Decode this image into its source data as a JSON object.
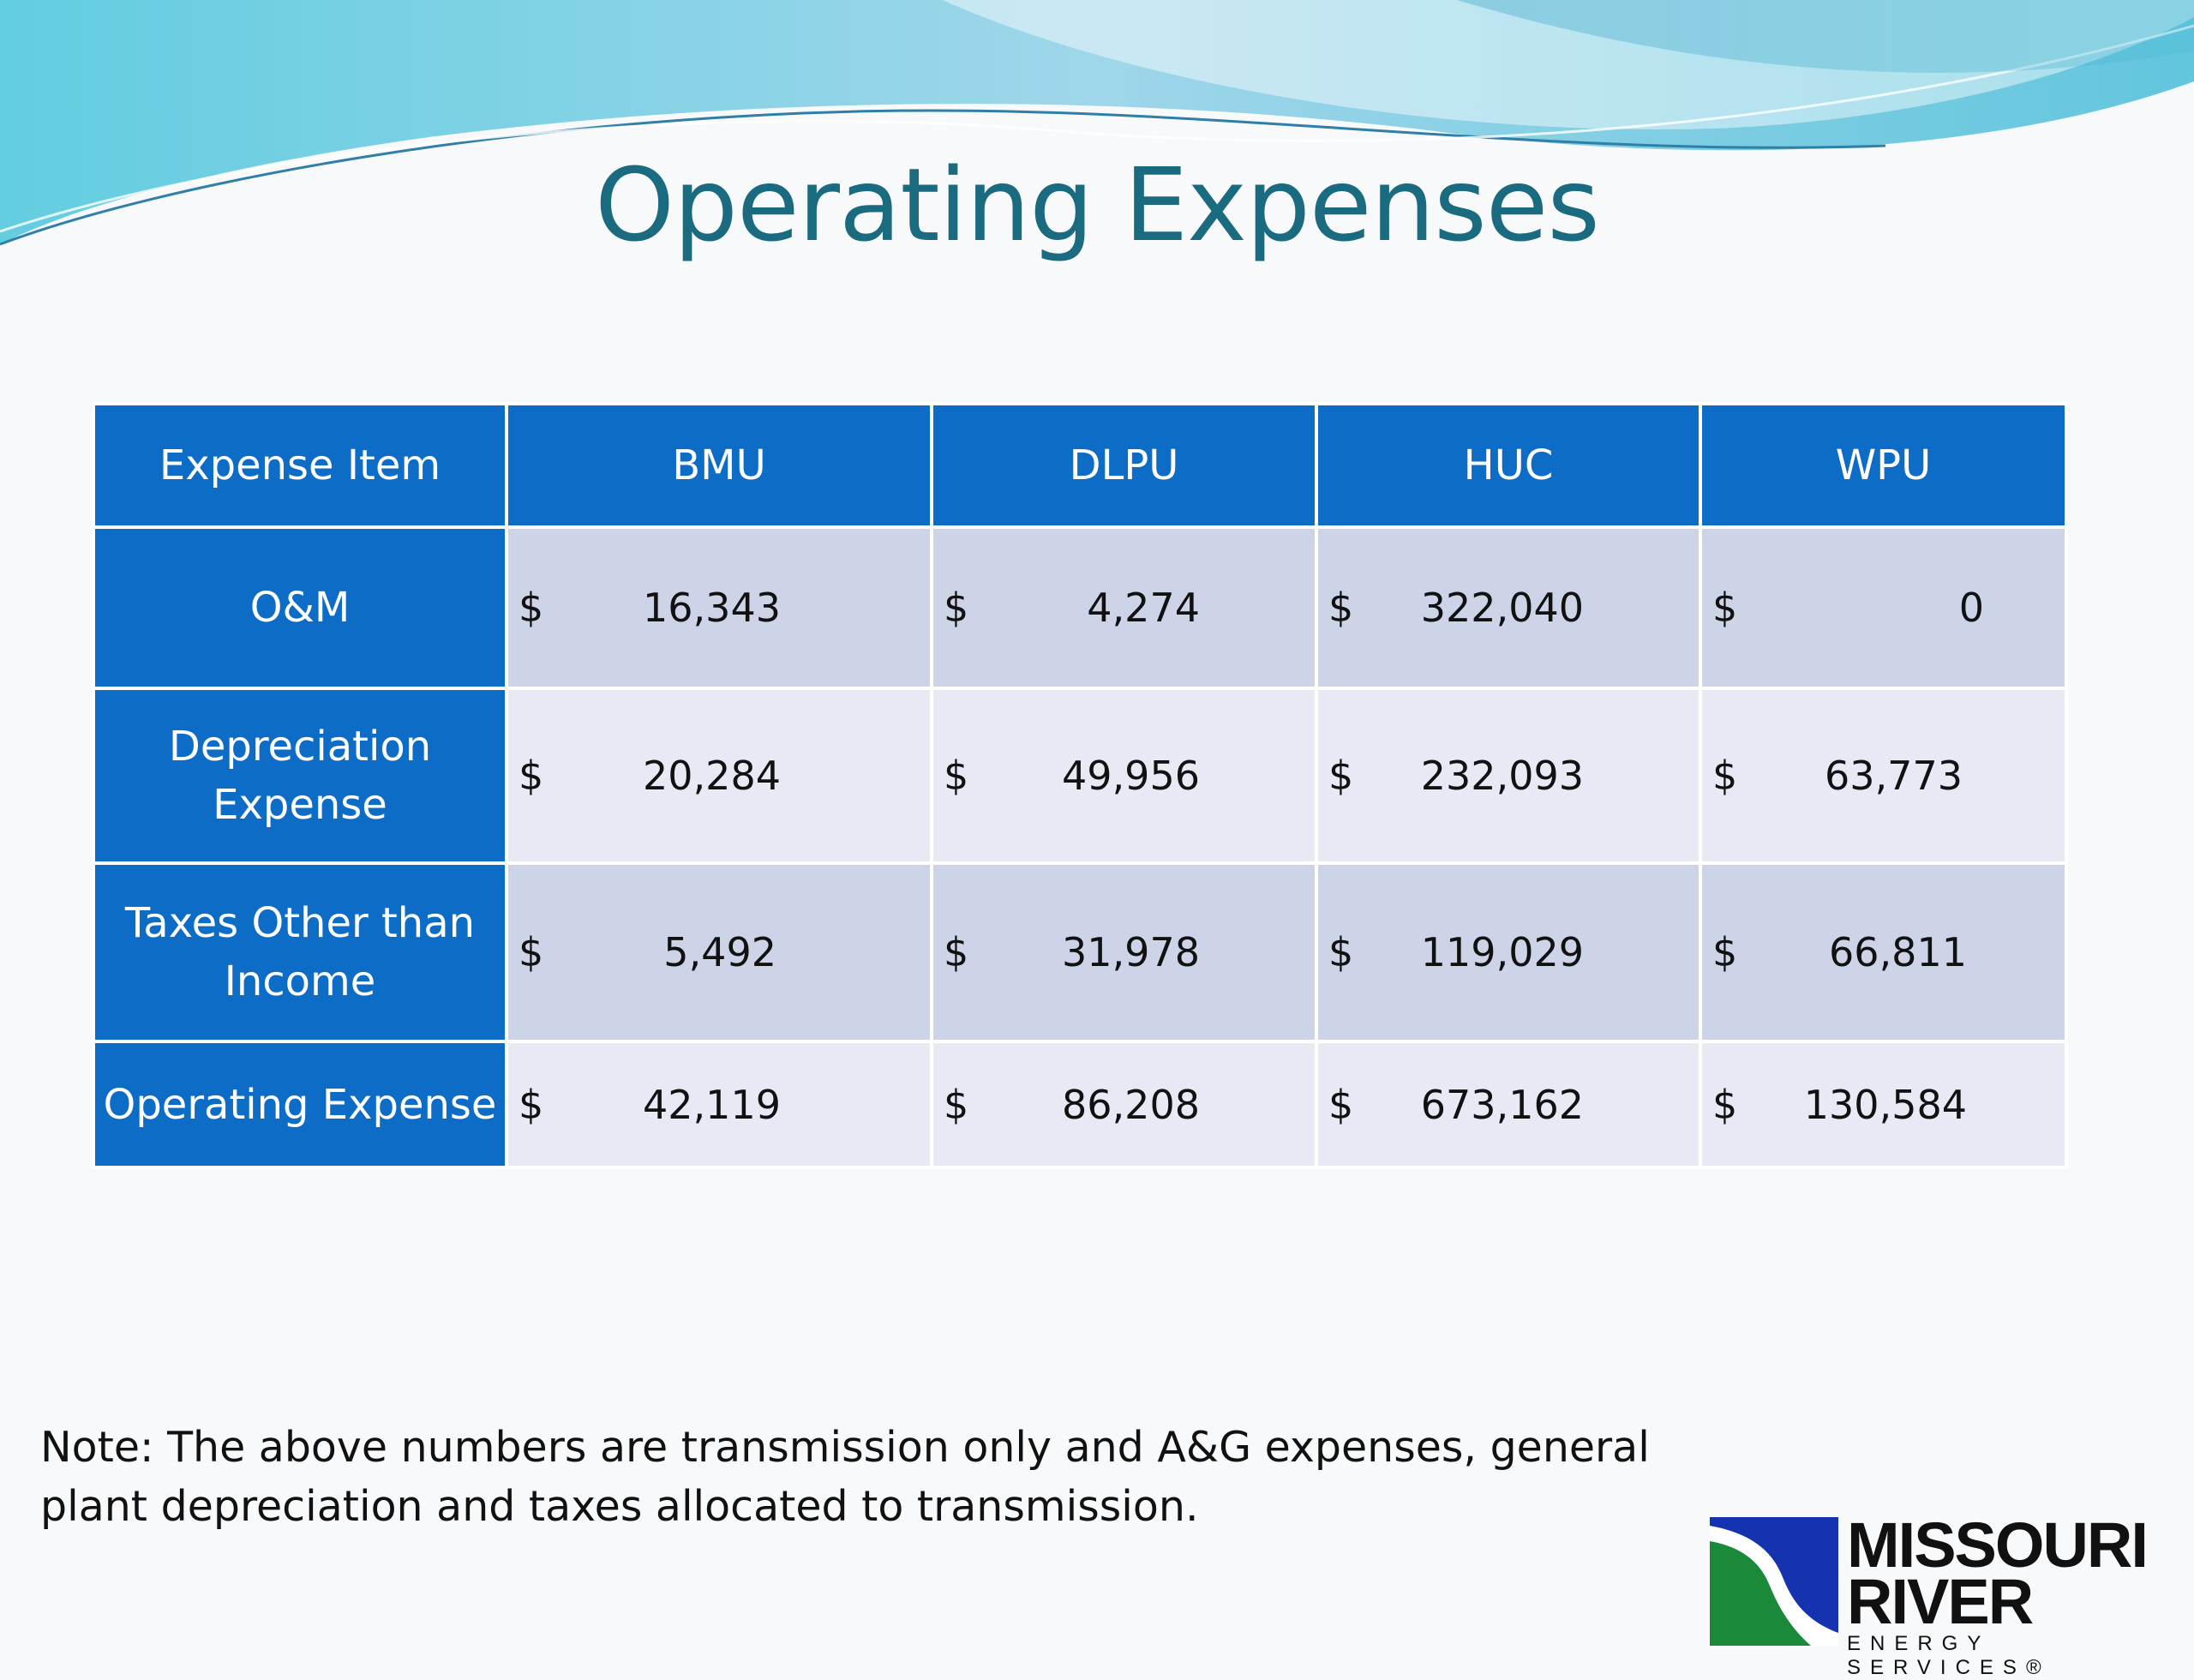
{
  "slide": {
    "title": "Operating Expenses",
    "note": "Note: The above numbers are transmission only and A&G expenses, general plant depreciation and taxes allocated to transmission."
  },
  "table": {
    "header": {
      "item": "Expense Item",
      "columns": [
        "BMU",
        "DLPU",
        "HUC",
        "WPU"
      ]
    },
    "currency_symbol": "$",
    "rows": [
      {
        "label": "O&M",
        "values": [
          "16,343",
          "4,274",
          "322,040",
          "0"
        ]
      },
      {
        "label": "Depreciation Expense",
        "values": [
          "20,284",
          "49,956",
          "232,093",
          "63,773"
        ]
      },
      {
        "label": "Taxes Other than Income",
        "values": [
          "5,492",
          "31,978",
          "119,029",
          "66,811"
        ]
      },
      {
        "label": "Operating Expense",
        "values": [
          "42,119",
          "86,208",
          "673,162",
          "130,584"
        ]
      }
    ]
  },
  "logo": {
    "line1": "MISSOURI",
    "line2": "RIVER",
    "line3": "ENERGY SERVICES®"
  },
  "colors": {
    "header_blue": "#0d6cc5",
    "title_teal": "#1a6a80",
    "row_dark": "#cdd4e8",
    "row_light": "#e7eaf5"
  }
}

----------------------------------------

## Required work
Leave out the pictures and give the rest of the records again exactly.

## Solution below
Decode this image into its source data as a JSON object.
{
  "slide": {
    "title": "Operating Expenses",
    "note": "Note: The above numbers are transmission only and A&G expenses, general plant depreciation and taxes allocated to transmission."
  },
  "table": {
    "header": {
      "item": "Expense Item",
      "columns": [
        "BMU",
        "DLPU",
        "HUC",
        "WPU"
      ]
    },
    "currency_symbol": "$",
    "rows": [
      {
        "label": "O&M",
        "values": [
          "16,343",
          "4,274",
          "322,040",
          "0"
        ]
      },
      {
        "label": "Depreciation Expense",
        "values": [
          "20,284",
          "49,956",
          "232,093",
          "63,773"
        ]
      },
      {
        "label": "Taxes Other than Income",
        "values": [
          "5,492",
          "31,978",
          "119,029",
          "66,811"
        ]
      },
      {
        "label": "Operating Expense",
        "values": [
          "42,119",
          "86,208",
          "673,162",
          "130,584"
        ]
      }
    ]
  },
  "logo": {
    "line1": "MISSOURI",
    "line2": "RIVER",
    "line3": "ENERGY SERVICES®"
  },
  "colors": {
    "header_blue": "#0d6cc5",
    "title_teal": "#1a6a80",
    "row_dark": "#cdd4e8",
    "row_light": "#e7eaf5"
  }
}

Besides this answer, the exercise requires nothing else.